[Begin DATA LINES]
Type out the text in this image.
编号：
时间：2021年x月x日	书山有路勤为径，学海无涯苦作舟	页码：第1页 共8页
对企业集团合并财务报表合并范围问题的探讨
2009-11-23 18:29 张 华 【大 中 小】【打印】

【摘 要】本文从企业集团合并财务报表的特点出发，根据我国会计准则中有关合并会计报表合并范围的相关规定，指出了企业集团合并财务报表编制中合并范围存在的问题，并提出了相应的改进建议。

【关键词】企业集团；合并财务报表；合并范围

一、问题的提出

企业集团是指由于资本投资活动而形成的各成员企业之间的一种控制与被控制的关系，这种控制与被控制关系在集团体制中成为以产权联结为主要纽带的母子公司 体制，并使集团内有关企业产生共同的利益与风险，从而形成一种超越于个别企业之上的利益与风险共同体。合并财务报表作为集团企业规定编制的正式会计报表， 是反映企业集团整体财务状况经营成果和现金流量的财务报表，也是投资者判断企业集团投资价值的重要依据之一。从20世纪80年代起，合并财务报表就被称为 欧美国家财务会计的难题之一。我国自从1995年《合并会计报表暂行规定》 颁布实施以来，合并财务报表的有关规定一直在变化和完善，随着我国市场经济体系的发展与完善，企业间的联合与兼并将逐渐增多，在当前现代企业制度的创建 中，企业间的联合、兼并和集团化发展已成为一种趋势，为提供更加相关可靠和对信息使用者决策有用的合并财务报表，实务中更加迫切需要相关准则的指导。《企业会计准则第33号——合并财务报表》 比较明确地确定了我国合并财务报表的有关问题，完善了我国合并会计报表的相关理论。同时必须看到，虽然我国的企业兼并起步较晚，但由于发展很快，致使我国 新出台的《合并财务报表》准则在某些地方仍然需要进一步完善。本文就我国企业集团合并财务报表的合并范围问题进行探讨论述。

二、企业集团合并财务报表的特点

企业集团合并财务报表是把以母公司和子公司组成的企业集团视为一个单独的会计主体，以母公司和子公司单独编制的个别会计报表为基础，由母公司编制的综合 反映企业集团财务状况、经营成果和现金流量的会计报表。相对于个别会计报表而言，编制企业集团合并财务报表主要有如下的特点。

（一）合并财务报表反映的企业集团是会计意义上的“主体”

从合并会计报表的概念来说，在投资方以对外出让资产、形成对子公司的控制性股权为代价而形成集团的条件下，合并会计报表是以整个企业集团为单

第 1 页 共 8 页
[End DATA LINES]
Each line above must be printed exactly as it appears.

Type out the text in this image.
编号：
时间：2021年x月x日	书山有路勤为径，学海无涯苦作舟	页码：第1页 共8页
对企业集团合并财务报表合并范围问题的探讨
2009-11-23 18:29 张 华 【大 中 小】【打印】

【摘 要】本文从企业集团合并财务报表的特点出发，根据我国会计准则中有关合并会计报表合并范围的相关规定，指出了企业集团合并财务报表编制中合并范围存在的问题，并提出了相应的改进建议。

【关键词】企业集团；合并财务报表；合并范围

一、问题的提出

企业集团是指由于资本投资活动而形成的各成员企业之间的一种控制与被控制的关系，这种控制与被控制关系在集团体制中成为以产权联结为主要纽带的母子公司 体制，并使集团内有关企业产生共同的利益与风险，从而形成一种超越于个别企业之上的利益与风险共同体。合并财务报表作为集团企业规定编制的正式会计报表， 是反映企业集团整体财务状况经营成果和现金流量的财务报表，也是投资者判断企业集团投资价值的重要依据之一。从20世纪80年代起，合并财务报表就被称为 欧美国家财务会计的难题之一。我国自从1995年《合并会计报表暂行规定》 颁布实施以来，合并财务报表的有关规定一直在变化和完善，随着我国市场经济体系的发展与完善，企业间的联合与兼并将逐渐增多，在当前现代企业制度的创建 中，企业间的联合、兼并和集团化发展已成为一种趋势，为提供更加相关可靠和对信息使用者决策有用的合并财务报表，实务中更加迫切需要相关准则的指导。《企业会计准则第33号——合并财务报表》 比较明确地确定了我国合并财务报表的有关问题，完善了我国合并会计报表的相关理论。同时必须看到，虽然我国的企业兼并起步较晚，但由于发展很快，致使我国 新出台的《合并财务报表》准则在某些地方仍然需要进一步完善。本文就我国企业集团合并财务报表的合并范围问题进行探讨论述。

二、企业集团合并财务报表的特点

企业集团合并财务报表是把以母公司和子公司组成的企业集团视为一个单独的会计主体，以母公司和子公司单独编制的个别会计报表为基础，由母公司编制的综合 反映企业集团财务状况、经营成果和现金流量的会计报表。相对于个别会计报表而言，编制企业集团合并财务报表主要有如下的特点。

（一）合并财务报表反映的企业集团是会计意义上的“主体”

从合并会计报表的概念来说，在投资方以对外出让资产、形成对子公司的控制性股权为代价而形成集团的条件下，合并会计报表是以整个企业集团为单

第 1 页 共 8 页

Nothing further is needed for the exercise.